From the records below, pull each line that has "value".

◆ ◆ ◆ ◆

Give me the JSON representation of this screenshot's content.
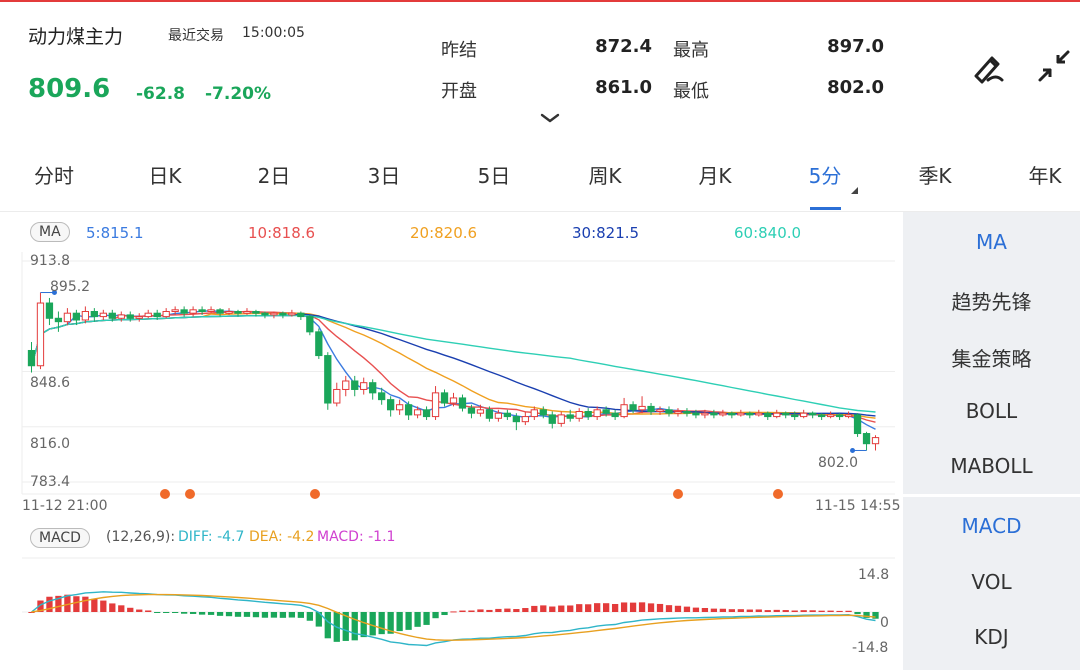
{
  "header": {
    "name": "动力煤主力",
    "trade_label": "最近交易",
    "trade_time": "15:00:05",
    "price": "809.6",
    "change": "-62.8",
    "change_pct": "-7.20%",
    "stats": [
      {
        "label": "昨结",
        "value": "872.4"
      },
      {
        "label": "最高",
        "value": "897.0"
      },
      {
        "label": "开盘",
        "value": "861.0"
      },
      {
        "label": "最低",
        "value": "802.0"
      }
    ],
    "icons": [
      "draw-pen-icon",
      "collapse-arrows-icon",
      "chevron-down-icon"
    ]
  },
  "tabs": [
    {
      "label": "分时"
    },
    {
      "label": "日K"
    },
    {
      "label": "2日"
    },
    {
      "label": "3日"
    },
    {
      "label": "5日"
    },
    {
      "label": "周K"
    },
    {
      "label": "月K"
    },
    {
      "label": "5分"
    },
    {
      "label": "季K"
    },
    {
      "label": "年K"
    }
  ],
  "active_tab": "5分",
  "ma_bar": {
    "tag": "MA",
    "items": [
      {
        "text": "5:815.1",
        "color": "#3b7be0"
      },
      {
        "text": "10:818.6",
        "color": "#e85050"
      },
      {
        "text": "20:820.6",
        "color": "#f0a020"
      },
      {
        "text": "30:821.5",
        "color": "#1a3fb0"
      },
      {
        "text": "60:840.0",
        "color": "#2ecfb5"
      }
    ]
  },
  "price_axis": [
    "913.8",
    "848.6",
    "816.0",
    "783.4"
  ],
  "high_marker": "895.2",
  "low_marker": "802.0",
  "time_start": "11-12 21:00",
  "time_end": "11-15 14:55",
  "macd_bar": {
    "tag": "MACD",
    "params": "(12,26,9):",
    "diff": "DIFF: -4.7",
    "dea": "DEA: -4.2",
    "macd": "MACD: -1.1",
    "colors": {
      "diff": "#2fb5c8",
      "dea": "#e8a020",
      "macd": "#d040d0"
    }
  },
  "macd_axis": [
    "14.8",
    "0",
    "-14.8"
  ],
  "side_indicators": [
    "MA",
    "趋势先锋",
    "集金策略",
    "BOLL",
    "MABOLL"
  ],
  "side_sub_indicators": [
    "MACD",
    "VOL",
    "KDJ"
  ],
  "colors": {
    "up": "#e33b3b",
    "down": "#1aa65a",
    "accent": "#2b6fd6",
    "event_dot": "#f06a2a"
  },
  "chart_data": {
    "type": "candlestick",
    "interval": "5分",
    "ylim": [
      783.4,
      913.8
    ],
    "candles": [
      [
        861.0,
        852.0,
        866.0,
        848.0
      ],
      [
        852.0,
        889.0,
        895.2,
        850.0
      ],
      [
        889.0,
        880.0,
        892.0,
        876.0
      ],
      [
        880.0,
        878.0,
        884.0,
        872.0
      ],
      [
        878.0,
        883.0,
        886.0,
        876.0
      ],
      [
        883.0,
        879.0,
        885.0,
        876.0
      ],
      [
        879.0,
        884.0,
        887.0,
        877.0
      ],
      [
        884.0,
        881.0,
        886.0,
        878.0
      ],
      [
        881.0,
        883.0,
        885.0,
        879.0
      ],
      [
        883.0,
        880.0,
        885.0,
        878.0
      ],
      [
        880.0,
        882.0,
        884.0,
        878.0
      ],
      [
        882.0,
        880.0,
        884.0,
        878.0
      ],
      [
        880.0,
        881.0,
        883.0,
        878.0
      ],
      [
        881.0,
        883.0,
        885.0,
        880.0
      ],
      [
        883.0,
        881.0,
        885.0,
        879.0
      ],
      [
        881.0,
        884.0,
        886.0,
        880.0
      ],
      [
        884.0,
        885.0,
        887.0,
        882.0
      ],
      [
        885.0,
        883.0,
        887.0,
        881.0
      ],
      [
        883.0,
        885.0,
        887.0,
        881.0
      ],
      [
        885.0,
        884.0,
        887.0,
        882.0
      ],
      [
        884.0,
        885.0,
        887.0,
        883.0
      ],
      [
        885.0,
        883.0,
        886.0,
        881.0
      ],
      [
        883.0,
        884.0,
        886.0,
        882.0
      ],
      [
        884.0,
        883.0,
        885.0,
        881.0
      ],
      [
        883.0,
        884.0,
        886.0,
        882.0
      ],
      [
        884.0,
        883.0,
        885.0,
        881.0
      ],
      [
        883.0,
        882.0,
        884.0,
        880.0
      ],
      [
        882.0,
        883.0,
        884.0,
        880.0
      ],
      [
        883.0,
        882.0,
        884.0,
        880.0
      ],
      [
        882.0,
        883.0,
        885.0,
        881.0
      ],
      [
        883.0,
        881.0,
        884.0,
        879.0
      ],
      [
        881.0,
        872.0,
        882.0,
        870.0
      ],
      [
        872.0,
        858.0,
        874.0,
        856.0
      ],
      [
        858.0,
        830.0,
        860.0,
        826.0
      ],
      [
        830.0,
        838.0,
        842.0,
        828.0
      ],
      [
        838.0,
        843.0,
        846.0,
        834.0
      ],
      [
        843.0,
        838.0,
        846.0,
        834.0
      ],
      [
        838.0,
        842.0,
        845.0,
        835.0
      ],
      [
        842.0,
        836.0,
        844.0,
        832.0
      ],
      [
        836.0,
        832.0,
        839.0,
        829.0
      ],
      [
        832.0,
        826.0,
        834.0,
        822.0
      ],
      [
        826.0,
        829.0,
        832.0,
        823.0
      ],
      [
        829.0,
        823.0,
        831.0,
        820.0
      ],
      [
        823.0,
        826.0,
        828.0,
        821.0
      ],
      [
        826.0,
        822.0,
        828.0,
        820.0
      ],
      [
        822.0,
        836.0,
        840.0,
        820.0
      ],
      [
        836.0,
        830.0,
        838.0,
        828.0
      ],
      [
        830.0,
        833.0,
        836.0,
        828.0
      ],
      [
        833.0,
        827.0,
        835.0,
        825.0
      ],
      [
        827.0,
        824.0,
        829.0,
        821.0
      ],
      [
        824.0,
        826.0,
        829.0,
        822.0
      ],
      [
        826.0,
        821.0,
        828.0,
        819.0
      ],
      [
        821.0,
        824.0,
        826.0,
        819.0
      ],
      [
        824.0,
        822.0,
        826.0,
        820.0
      ],
      [
        822.0,
        819.0,
        824.0,
        814.0
      ],
      [
        819.0,
        822.0,
        825.0,
        817.0
      ],
      [
        822.0,
        826.0,
        828.0,
        820.0
      ],
      [
        826.0,
        823.0,
        828.0,
        821.0
      ],
      [
        823.0,
        818.0,
        825.0,
        815.0
      ],
      [
        818.0,
        823.0,
        825.0,
        816.0
      ],
      [
        823.0,
        821.0,
        826.0,
        819.0
      ],
      [
        821.0,
        825.0,
        827.0,
        819.0
      ],
      [
        825.0,
        822.0,
        827.0,
        820.0
      ],
      [
        822.0,
        826.0,
        828.0,
        820.0
      ],
      [
        826.0,
        824.0,
        828.0,
        822.0
      ],
      [
        824.0,
        822.0,
        826.0,
        820.0
      ],
      [
        822.0,
        829.0,
        833.0,
        821.0
      ],
      [
        829.0,
        826.0,
        831.0,
        824.0
      ],
      [
        826.0,
        828.0,
        834.0,
        824.0
      ],
      [
        828.0,
        825.0,
        830.0,
        823.0
      ],
      [
        825.0,
        826.0,
        828.0,
        823.0
      ],
      [
        826.0,
        824.0,
        828.0,
        822.0
      ],
      [
        824.0,
        825.0,
        827.0,
        822.0
      ],
      [
        825.0,
        824.0,
        827.0,
        822.0
      ],
      [
        824.0,
        823.0,
        826.0,
        821.0
      ],
      [
        823.0,
        824.0,
        826.0,
        821.0
      ],
      [
        824.0,
        823.0,
        826.0,
        821.0
      ],
      [
        823.0,
        824.0,
        826.0,
        822.0
      ],
      [
        824.0,
        823.0,
        825.0,
        821.0
      ],
      [
        823.0,
        824.0,
        826.0,
        822.0
      ],
      [
        824.0,
        823.0,
        825.0,
        821.0
      ],
      [
        823.0,
        824.0,
        826.0,
        822.0
      ],
      [
        824.0,
        822.0,
        825.0,
        820.0
      ],
      [
        822.0,
        824.0,
        826.0,
        821.0
      ],
      [
        824.0,
        823.0,
        825.0,
        821.0
      ],
      [
        823.0,
        822.0,
        825.0,
        820.0
      ],
      [
        822.0,
        824.0,
        826.0,
        821.0
      ],
      [
        824.0,
        823.0,
        825.0,
        821.0
      ],
      [
        823.0,
        822.0,
        824.0,
        820.0
      ],
      [
        822.0,
        823.0,
        825.0,
        821.0
      ],
      [
        823.0,
        822.0,
        824.0,
        820.0
      ],
      [
        822.0,
        823.0,
        825.0,
        821.0
      ],
      [
        823.0,
        812.0,
        824.0,
        810.0
      ],
      [
        812.0,
        806.0,
        813.0,
        802.0
      ],
      [
        806.0,
        809.6,
        811.0,
        802.0
      ]
    ]
  }
}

◆ ◆ ◆ ◆

# Task solution:
        "value": "872.4"
        "value": "897.0"
        "value": "861.0"
        "value": "802.0"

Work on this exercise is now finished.